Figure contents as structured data
________

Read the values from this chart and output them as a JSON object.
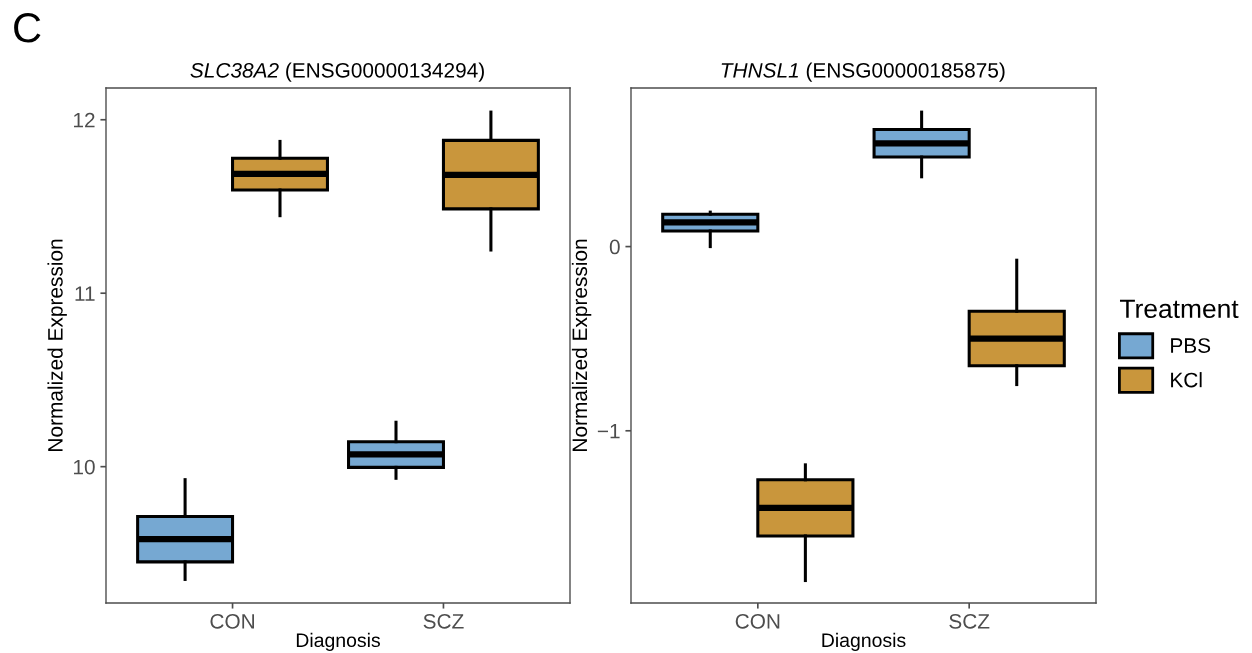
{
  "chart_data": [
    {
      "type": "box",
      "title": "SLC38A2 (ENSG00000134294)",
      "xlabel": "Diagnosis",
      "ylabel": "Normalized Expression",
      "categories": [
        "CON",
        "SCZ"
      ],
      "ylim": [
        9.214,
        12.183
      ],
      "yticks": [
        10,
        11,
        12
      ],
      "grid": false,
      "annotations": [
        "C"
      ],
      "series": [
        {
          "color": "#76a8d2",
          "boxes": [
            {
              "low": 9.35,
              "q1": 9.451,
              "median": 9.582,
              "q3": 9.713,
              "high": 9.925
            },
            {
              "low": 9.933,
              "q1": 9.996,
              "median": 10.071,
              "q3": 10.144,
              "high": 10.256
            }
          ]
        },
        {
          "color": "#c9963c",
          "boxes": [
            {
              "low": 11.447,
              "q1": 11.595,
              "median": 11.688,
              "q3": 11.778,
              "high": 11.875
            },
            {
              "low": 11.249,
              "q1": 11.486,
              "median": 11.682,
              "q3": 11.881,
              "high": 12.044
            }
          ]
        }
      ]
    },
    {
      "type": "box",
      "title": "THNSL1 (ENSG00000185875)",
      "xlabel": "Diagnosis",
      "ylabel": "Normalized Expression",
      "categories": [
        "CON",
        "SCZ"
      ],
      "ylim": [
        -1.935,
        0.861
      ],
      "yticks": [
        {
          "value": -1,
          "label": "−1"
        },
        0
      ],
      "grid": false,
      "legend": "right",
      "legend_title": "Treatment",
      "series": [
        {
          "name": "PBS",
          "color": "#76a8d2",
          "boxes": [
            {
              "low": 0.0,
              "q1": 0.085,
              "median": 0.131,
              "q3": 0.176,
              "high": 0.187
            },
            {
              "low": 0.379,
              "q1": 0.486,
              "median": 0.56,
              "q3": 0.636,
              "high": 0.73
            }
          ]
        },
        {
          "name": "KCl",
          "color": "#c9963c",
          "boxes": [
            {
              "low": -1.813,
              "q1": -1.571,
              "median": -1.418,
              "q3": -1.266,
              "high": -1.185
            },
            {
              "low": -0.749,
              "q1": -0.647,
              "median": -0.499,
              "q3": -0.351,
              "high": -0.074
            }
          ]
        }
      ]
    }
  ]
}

________

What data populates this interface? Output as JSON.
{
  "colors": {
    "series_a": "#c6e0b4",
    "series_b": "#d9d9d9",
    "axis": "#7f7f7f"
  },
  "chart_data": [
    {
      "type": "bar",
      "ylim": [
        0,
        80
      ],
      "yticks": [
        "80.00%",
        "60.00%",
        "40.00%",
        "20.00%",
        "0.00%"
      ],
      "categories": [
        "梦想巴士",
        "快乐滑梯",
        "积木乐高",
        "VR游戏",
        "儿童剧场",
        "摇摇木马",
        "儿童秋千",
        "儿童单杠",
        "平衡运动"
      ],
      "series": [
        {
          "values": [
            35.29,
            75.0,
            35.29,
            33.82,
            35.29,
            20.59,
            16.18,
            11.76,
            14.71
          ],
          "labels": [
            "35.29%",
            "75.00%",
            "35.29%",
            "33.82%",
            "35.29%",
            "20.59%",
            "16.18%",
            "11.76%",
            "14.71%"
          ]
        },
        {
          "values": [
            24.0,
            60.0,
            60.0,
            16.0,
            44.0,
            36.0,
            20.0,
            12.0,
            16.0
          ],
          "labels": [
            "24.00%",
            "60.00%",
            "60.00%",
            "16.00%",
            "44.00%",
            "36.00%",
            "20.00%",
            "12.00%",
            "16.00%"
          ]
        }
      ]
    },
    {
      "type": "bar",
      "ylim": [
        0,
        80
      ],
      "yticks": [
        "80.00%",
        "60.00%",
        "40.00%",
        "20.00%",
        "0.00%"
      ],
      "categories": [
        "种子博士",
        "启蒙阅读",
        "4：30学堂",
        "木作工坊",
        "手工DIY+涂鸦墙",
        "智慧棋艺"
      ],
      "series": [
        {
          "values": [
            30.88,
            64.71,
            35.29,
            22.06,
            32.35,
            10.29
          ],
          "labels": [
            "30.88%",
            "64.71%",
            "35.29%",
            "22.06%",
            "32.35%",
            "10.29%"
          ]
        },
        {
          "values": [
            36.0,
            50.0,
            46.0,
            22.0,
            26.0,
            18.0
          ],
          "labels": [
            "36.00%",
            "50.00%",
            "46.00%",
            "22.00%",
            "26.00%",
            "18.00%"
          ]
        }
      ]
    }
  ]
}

________

◆ **Directions for this task**
Report back each line of the entries that holds the string "median".

◆ **Task result**
              "median": 9.582,
              "median": 10.071,
              "median": 11.688,
              "median": 11.682,
              "median": 0.131,
              "median": 0.56,
              "median": -1.418,
              "median": -0.499,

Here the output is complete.